** EXERCISE PROMPT **
Return every line of the material exactly.

** RECORDS FOR THE EXERCISE **
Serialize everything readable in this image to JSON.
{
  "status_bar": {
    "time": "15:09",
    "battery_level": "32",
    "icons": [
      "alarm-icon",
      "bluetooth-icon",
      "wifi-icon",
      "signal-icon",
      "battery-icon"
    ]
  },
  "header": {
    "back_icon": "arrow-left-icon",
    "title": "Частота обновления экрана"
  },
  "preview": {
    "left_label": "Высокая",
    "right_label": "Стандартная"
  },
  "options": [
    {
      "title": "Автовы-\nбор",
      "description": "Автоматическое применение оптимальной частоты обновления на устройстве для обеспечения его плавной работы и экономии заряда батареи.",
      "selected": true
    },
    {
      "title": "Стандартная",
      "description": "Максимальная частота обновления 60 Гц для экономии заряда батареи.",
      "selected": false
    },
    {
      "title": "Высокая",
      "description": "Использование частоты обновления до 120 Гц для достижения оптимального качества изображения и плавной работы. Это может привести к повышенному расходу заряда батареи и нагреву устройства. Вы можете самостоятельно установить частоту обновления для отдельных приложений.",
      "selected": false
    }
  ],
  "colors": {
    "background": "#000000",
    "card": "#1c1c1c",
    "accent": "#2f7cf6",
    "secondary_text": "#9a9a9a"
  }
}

** RESPONSE **
Serialize everything readable in this image to JSON.
{
  "status_bar": {
    "time": "15:09",
    "battery_level": "32",
    "icons": [
      "alarm-icon",
      "bluetooth-icon",
      "wifi-icon",
      "signal-icon",
      "battery-icon"
    ]
  },
  "header": {
    "back_icon": "arrow-left-icon",
    "title": "Частота обновления экрана"
  },
  "preview": {
    "left_label": "Высокая",
    "right_label": "Стандартная"
  },
  "options": [
    {
      "title": "Автовы-\nбор",
      "description": "Автоматическое применение оптимальной частоты обновления на устройстве для обеспечения его плавной работы и экономии заряда батареи.",
      "selected": true
    },
    {
      "title": "Стандартная",
      "description": "Максимальная частота обновления 60 Гц для экономии заряда батареи.",
      "selected": false
    },
    {
      "title": "Высокая",
      "description": "Использование частоты обновления до 120 Гц для достижения оптимального качества изображения и плавной работы. Это может привести к повышенному расходу заряда батареи и нагреву устройства. Вы можете самостоятельно установить частоту обновления для отдельных приложений.",
      "selected": false
    }
  ],
  "colors": {
    "background": "#000000",
    "card": "#1c1c1c",
    "accent": "#2f7cf6",
    "secondary_text": "#9a9a9a"
  }
}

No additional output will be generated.